Work to be completed
Give the number of lines containing the word "органы" and nothing more.

++++++

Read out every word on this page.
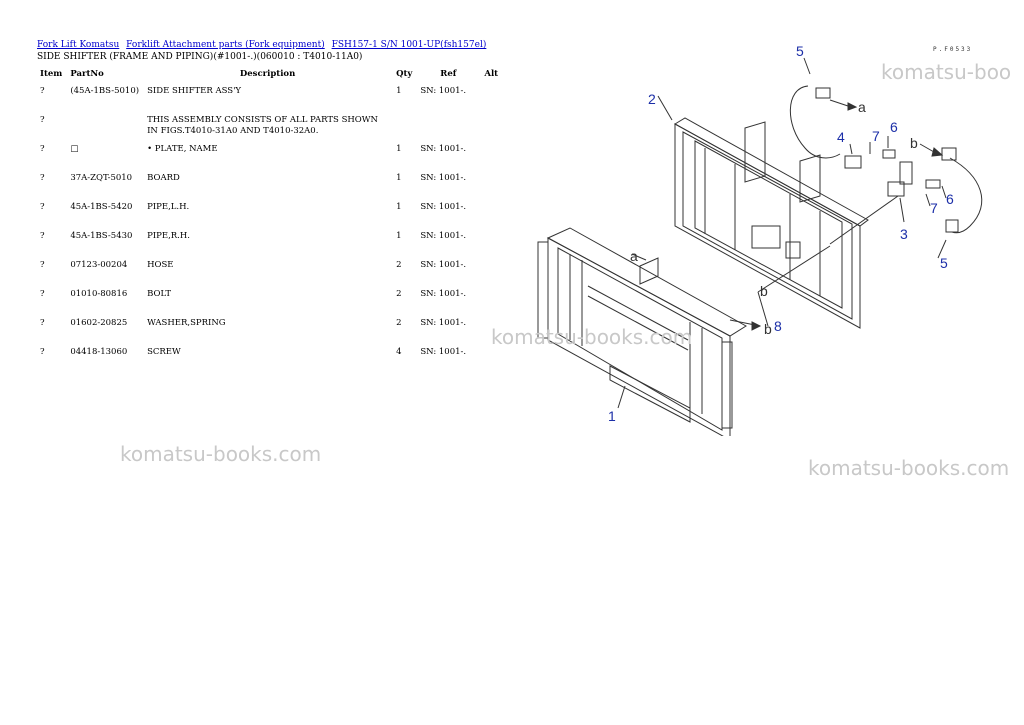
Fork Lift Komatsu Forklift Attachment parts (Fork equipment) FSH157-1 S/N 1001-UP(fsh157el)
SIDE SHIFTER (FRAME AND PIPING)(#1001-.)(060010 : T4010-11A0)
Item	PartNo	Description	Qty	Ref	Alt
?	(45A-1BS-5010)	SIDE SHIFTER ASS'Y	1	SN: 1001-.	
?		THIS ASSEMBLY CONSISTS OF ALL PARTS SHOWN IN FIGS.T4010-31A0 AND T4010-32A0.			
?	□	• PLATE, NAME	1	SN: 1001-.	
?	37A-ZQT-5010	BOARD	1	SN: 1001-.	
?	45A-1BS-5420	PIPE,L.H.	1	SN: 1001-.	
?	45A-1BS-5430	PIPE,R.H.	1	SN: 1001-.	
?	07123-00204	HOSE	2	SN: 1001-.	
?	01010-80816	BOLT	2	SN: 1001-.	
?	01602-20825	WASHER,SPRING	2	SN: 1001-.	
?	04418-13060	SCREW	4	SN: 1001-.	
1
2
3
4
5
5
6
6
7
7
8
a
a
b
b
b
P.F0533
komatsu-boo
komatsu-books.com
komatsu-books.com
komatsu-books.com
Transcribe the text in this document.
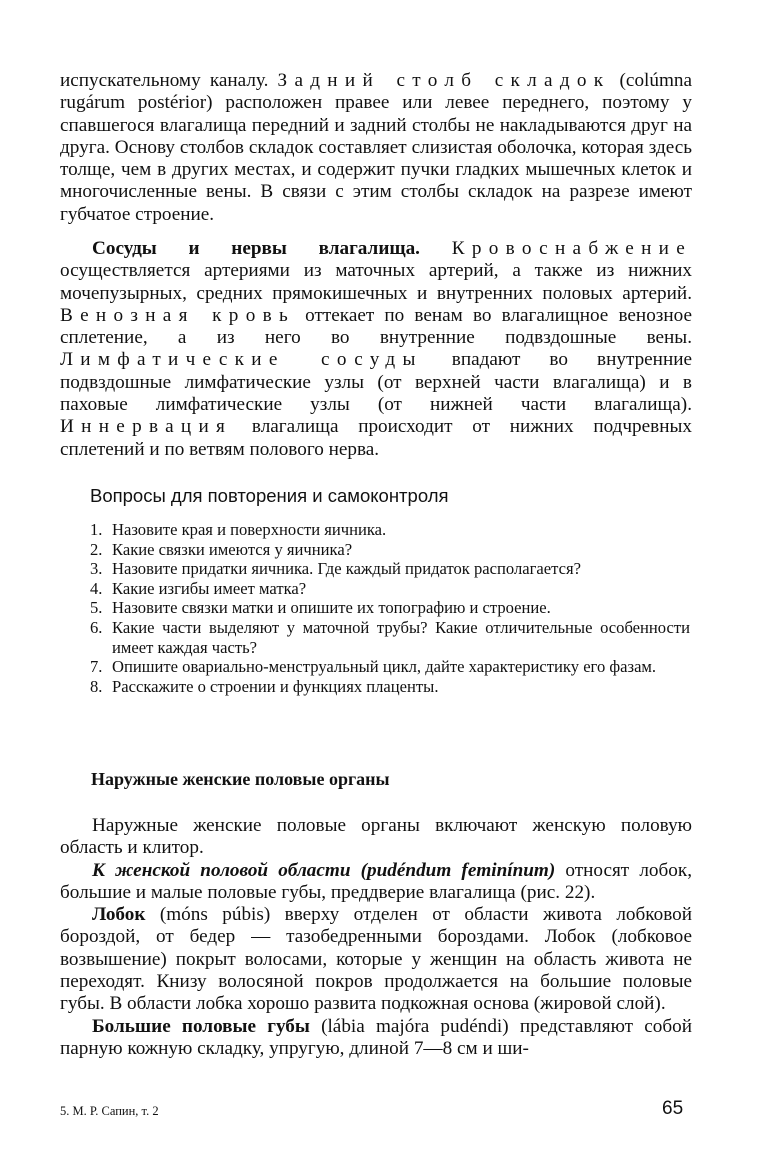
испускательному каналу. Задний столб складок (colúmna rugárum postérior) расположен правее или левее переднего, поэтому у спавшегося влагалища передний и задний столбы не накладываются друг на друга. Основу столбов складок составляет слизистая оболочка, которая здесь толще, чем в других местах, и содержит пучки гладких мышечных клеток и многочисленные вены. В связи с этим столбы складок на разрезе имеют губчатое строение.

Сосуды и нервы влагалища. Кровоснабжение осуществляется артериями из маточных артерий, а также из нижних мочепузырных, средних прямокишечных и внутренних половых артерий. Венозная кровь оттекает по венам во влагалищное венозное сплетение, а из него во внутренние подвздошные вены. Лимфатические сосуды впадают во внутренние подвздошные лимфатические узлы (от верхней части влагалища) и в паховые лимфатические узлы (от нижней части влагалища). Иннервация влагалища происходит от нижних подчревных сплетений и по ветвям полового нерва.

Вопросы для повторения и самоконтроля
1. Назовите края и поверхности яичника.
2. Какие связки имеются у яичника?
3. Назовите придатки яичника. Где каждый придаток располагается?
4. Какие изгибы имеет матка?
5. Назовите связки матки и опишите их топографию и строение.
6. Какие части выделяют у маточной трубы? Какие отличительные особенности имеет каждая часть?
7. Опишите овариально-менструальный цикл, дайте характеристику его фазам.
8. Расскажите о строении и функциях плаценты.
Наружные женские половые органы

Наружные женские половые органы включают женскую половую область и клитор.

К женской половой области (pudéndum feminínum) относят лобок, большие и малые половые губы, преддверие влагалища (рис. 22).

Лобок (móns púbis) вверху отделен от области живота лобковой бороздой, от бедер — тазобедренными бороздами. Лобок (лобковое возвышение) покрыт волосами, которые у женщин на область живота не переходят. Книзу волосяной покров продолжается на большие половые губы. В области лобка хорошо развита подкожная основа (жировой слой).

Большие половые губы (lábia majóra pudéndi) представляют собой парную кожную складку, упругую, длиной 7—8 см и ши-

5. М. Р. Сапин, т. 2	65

++++++

Output
2